[INPUT DATA — start]

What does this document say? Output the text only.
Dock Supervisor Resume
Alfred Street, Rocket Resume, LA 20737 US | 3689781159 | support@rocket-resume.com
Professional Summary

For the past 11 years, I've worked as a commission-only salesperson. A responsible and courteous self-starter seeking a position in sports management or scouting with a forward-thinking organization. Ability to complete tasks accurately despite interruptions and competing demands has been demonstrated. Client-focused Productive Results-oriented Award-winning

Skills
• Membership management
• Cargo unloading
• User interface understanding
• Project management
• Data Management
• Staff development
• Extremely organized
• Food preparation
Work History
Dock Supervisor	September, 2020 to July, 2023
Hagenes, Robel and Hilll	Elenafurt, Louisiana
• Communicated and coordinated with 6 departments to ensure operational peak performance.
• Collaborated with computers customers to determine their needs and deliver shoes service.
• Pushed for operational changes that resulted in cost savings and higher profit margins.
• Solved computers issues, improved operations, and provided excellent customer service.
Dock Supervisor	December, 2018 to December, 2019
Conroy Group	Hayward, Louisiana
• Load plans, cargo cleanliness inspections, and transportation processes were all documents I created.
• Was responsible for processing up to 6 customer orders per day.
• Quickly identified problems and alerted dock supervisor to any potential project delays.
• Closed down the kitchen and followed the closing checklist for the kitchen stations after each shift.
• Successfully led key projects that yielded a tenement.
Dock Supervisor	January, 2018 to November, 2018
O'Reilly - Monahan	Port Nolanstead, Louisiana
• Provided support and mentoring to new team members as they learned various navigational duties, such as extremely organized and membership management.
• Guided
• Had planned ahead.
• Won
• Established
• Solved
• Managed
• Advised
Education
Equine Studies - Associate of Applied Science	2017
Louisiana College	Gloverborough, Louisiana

[INPUT DATA — finish]

- [AIM OF THE TASK]
Repeat each record exactly. Omit nothing.

- [EXERCISE RESPONSE]
What does this document say? Output the text only.
Dock Supervisor Resume
Alfred Street, Rocket Resume, LA 20737 US | 3689781159 | support@rocket-resume.com
Professional Summary

For the past 11 years, I've worked as a commission-only salesperson. A responsible and courteous self-starter seeking a position in sports management or scouting with a forward-thinking organization. Ability to complete tasks accurately despite interruptions and competing demands has been demonstrated. Client-focused Productive Results-oriented Award-winning

Skills
• Membership management
• Cargo unloading
• User interface understanding
• Project management
• Data Management
• Staff development
• Extremely organized
• Food preparation
Work History
Dock Supervisor	September, 2020 to July, 2023
Hagenes, Robel and Hilll	Elenafurt, Louisiana
• Communicated and coordinated with 6 departments to ensure operational peak performance.
• Collaborated with computers customers to determine their needs and deliver shoes service.
• Pushed for operational changes that resulted in cost savings and higher profit margins.
• Solved computers issues, improved operations, and provided excellent customer service.
Dock Supervisor	December, 2018 to December, 2019
Conroy Group	Hayward, Louisiana
• Load plans, cargo cleanliness inspections, and transportation processes were all documents I created.
• Was responsible for processing up to 6 customer orders per day.
• Quickly identified problems and alerted dock supervisor to any potential project delays.
• Closed down the kitchen and followed the closing checklist for the kitchen stations after each shift.
• Successfully led key projects that yielded a tenement.
Dock Supervisor	January, 2018 to November, 2018
O'Reilly - Monahan	Port Nolanstead, Louisiana
• Provided support and mentoring to new team members as they learned various navigational duties, such as extremely organized and membership management.
• Guided
• Had planned ahead.
• Won
• Established
• Solved
• Managed
• Advised
Education
Equine Studies - Associate of Applied Science	2017
Louisiana College	Gloverborough, Louisiana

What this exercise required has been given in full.